**Verilen alıntı:**
Pazartesi, Ekim 31, 2016

Erdoğan’ın maksadı ne?

Sn Cumhurbaşkanı “BAŞKAN” olmak istiyor.
Peki ne başkanı, Türkiye Başkanı.
Peki şu anda neyin başkanı?
Cumhuriyet’in başkanı. Cumhurun, yani halkın en tepesindeki tek ve en yetkili insanı…
İyi de başkan ile Cumhurbaşkanı arasındaki fark ne?
Birinin başında cumhur var, diğeri ise sadece başkan!
Neyin başkanı?
Kimin başkanı?
Şu anda neyi yapamıyor da başkan olunca daha bi güzel, daha bi etkili, daha bi rahat yapabilecek Sn Erdoğan?
Sorular sorular, olaylar olaylar…
7 Haziran seçimlerinden önce Sn Recep Tayyip Erdoğan halka seslenirken, “verin 400 vekil bu iş huzur içinde çözülsün” demişti.
Bu bir deyiş mi yoksa tehdit miydi, anlayan var mı?
400’ü vermeyen halkın o tarihten bu yana başına gelmedik kalmadı, bombalar, cinayetler, tutuklamalar, kan-gözyaşı ve bunlar yetmiyormuş gibi 15 Temmuz darbe girişimi felaketi…
O korkunç 15 Temmuz gecesinin ardından kafalarda yine yanıtlanmayan birçok soru oluştu ve bu sorulara makul ve mantıklı yanıtlar bulamayanlar, “bu ne biçim darbe girişimi, bu olsa olsa bir tiyatrodur” demekten kendilerini alamadılar.
Ben de hemen arkasından dedim ki; “bunun gerçek bir darbe girişimi mi yoksa, bir darbe nasıl yapılamaz konulu bir tiyatro oyunu mu, anlamak için bir, bilemediniz en az iki yıl geçmesi lazım. Bu süreç içerisinde, Sn Erdoğan herkesin Cumhurbaşkanı olduğunu anımsar da hepimizi kucaklar, kin ve nefret söylemlerini bırakıp anayasal sınırları içine çekilirse bu darbe girişimi kendisine yapılmış bir harekettir. Yok eğer, nefret söylemlerini artırarak sürdürür, başkan olabilmek için her yolu mubah görür ve bu yolda tüm muhaliflerini yok etmek için çalışırsa, darbenin arkasında kendisi vardır!”
Çok basit iki ayrı denklem…
Bu denklemi üstü üste koyduğumuzda çıkan sonuç ortada.
Cumhurbaşkanının “Bu darbe bize Allah’ın bir Lütfudur!” ifadesi ile Başbakan Binali Yıldırım’ın “Başkanlık gelmezse ülke bölünür” açıklaması 15 Temmuz’un üstündeki sis tabakasının yavaş yavaş dağılmaya başladığının göstergesi…
Önce PKK yandaşlığı iddiasıyla Kürt siyasetçi ve yerel yöneticilerin tutuklanması, sonra da muhalif gazetelerin derdest edilmeye çalışılması….

**Sağlanan veriler:**
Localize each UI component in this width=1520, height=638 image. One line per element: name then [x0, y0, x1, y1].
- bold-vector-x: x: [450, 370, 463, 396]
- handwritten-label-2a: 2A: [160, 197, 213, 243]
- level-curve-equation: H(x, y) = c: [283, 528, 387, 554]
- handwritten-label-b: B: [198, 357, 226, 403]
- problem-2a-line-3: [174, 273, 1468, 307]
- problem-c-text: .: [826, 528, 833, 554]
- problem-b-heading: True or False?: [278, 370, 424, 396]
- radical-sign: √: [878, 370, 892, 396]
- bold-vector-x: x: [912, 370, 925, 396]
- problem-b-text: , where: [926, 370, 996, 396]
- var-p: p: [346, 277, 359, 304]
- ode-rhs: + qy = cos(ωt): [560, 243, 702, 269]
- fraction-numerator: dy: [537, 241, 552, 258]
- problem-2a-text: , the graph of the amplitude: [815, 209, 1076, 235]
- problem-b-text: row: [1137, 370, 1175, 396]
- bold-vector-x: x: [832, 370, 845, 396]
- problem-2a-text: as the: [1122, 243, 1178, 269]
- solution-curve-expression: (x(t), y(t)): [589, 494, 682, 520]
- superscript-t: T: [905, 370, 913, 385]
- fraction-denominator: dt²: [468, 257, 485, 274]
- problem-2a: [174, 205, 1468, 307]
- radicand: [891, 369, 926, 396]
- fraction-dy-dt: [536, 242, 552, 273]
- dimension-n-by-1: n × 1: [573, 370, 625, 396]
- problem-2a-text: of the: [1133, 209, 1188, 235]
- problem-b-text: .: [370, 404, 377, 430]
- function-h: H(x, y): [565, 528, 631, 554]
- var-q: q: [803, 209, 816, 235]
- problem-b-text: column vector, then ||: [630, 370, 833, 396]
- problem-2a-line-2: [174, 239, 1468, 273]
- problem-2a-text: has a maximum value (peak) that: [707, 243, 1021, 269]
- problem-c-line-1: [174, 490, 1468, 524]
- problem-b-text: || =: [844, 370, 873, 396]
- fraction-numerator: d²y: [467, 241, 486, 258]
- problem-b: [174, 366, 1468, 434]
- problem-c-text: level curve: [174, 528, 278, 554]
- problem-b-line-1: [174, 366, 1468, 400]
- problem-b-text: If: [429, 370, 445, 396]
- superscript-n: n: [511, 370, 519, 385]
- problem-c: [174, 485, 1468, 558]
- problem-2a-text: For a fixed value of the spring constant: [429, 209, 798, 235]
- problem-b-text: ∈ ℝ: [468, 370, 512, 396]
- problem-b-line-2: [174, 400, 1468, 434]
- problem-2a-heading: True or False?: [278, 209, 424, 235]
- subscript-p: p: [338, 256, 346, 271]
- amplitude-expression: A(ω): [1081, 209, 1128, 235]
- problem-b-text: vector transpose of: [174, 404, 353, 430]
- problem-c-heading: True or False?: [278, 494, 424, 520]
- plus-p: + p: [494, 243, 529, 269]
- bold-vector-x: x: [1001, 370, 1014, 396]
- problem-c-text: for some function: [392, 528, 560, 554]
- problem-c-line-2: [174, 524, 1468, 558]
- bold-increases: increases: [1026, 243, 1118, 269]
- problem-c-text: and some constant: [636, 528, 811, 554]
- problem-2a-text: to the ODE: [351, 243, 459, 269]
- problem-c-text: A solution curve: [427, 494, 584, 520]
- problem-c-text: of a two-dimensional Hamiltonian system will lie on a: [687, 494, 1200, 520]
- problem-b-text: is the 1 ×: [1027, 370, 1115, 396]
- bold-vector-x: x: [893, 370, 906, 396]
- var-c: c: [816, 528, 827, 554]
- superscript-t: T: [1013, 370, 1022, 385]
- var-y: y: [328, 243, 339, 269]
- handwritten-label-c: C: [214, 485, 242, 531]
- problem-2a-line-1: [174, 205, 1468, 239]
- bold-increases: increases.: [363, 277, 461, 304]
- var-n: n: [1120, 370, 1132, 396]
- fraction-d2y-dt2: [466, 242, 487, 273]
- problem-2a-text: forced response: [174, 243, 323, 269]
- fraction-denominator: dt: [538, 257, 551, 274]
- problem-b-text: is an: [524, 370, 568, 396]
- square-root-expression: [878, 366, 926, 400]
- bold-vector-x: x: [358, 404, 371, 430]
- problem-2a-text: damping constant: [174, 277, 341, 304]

**Sorular ve görevler:**
A) Başkanlık yazısını "Peki ne başkanı, Türkiye" ifadesinin geçtiği yerden başlatıp "arasındaki fark ne?" ifadesinden sonra bitirerek yeniden yazın ve bu kısımda "Türkiye Başkanı" ifadesini "ülkenin başkanı" ile değiştirin.
B) Başkanlık yazısına göre aşağıdaki soruları yanıtlayın.
(i) 7 Haziran seçimlerinden önce Erdoğan halktan kaç vekil istemişti?
(ii) Başbakan Binali Yıldırım'ın açıklamasına göre başkanlık gelmezse ne olur?
(iii) Yazar, darbe girişiminin gerçek mi yoksa tiyatro mu olduğunu anlamak için ne kadar süre geçmesi gerektiğini söylüyor?
C) Başkanlık yazısını kaldığı yerden sürdürün.

**Beklenen sonuçlar:**
A)
Peki ne başkanı, ülkenin başkanı.
Peki şu anda neyin başkanı?
Cumhuriyet’in başkanı. Cumhurun, yani halkın en tepesindeki tek ve en yetkili insanı…
İyi de başkan ile Cumhurbaşkanı arasındaki fark ne?

B)
(i) 400 vekil.
(ii) Ülke bölünür.
(iii) Bir, bilemediniz en az iki yıl.

C)
Ve son olarak, Cumhuriyet Gazetesi’ne, PKK ve Fetö destekçiliği suçlamasıyla yapılan baskınlar, yazarlarının gözaltına alınması, Erdoğan’ın başkanlık yolundaki çakıl taşları ve engebeleri temizlemeye yönelik girişimlerden başka bir şey olmadığı izlenimi yaratıyor.
O zaman birileri de çıkar ve şunu sorar: Eğer Cumhuriyet Gazetesi ve yazarları PKK ve Fetö’ye destek veriyorsa… İmralı’daki bebek katili ile gizli müzakereler yürütmek, Güneydoğu’daki valilere, PKK’lı teröristlerin silahlanmasına göz yumulması emrini vermek… Fetö’nin palazlanmasına yardımcı olmak, “Ne istediniz de alamadınız” demek suç ve günah değil mi?
Şu sorular ise hala yanıt bulmuş değil: Recep Tayyip Erdoğan ne yapmak istiyor? Gerçekten başkan mı olmak istiyor, yoksa ülkeyi bölmek mi?
Evet, yanlış okumadınız? Bölmek…
Eğer, bu iddia gerçekse, vay Türkiye’nin haline… Allah sonumuzu hayretsin, demek bile bizi kurtaramaz!

Dip not: Dağlıca'dan 3 şehit haberi daha geldi ve biz bu ölümleri kanıksamış halde Recep Tayyip Erdoğan'ın başkan olmak için yaptıklarını tartışıyorsak, toplumsal vicdanımız kurumuş demektir!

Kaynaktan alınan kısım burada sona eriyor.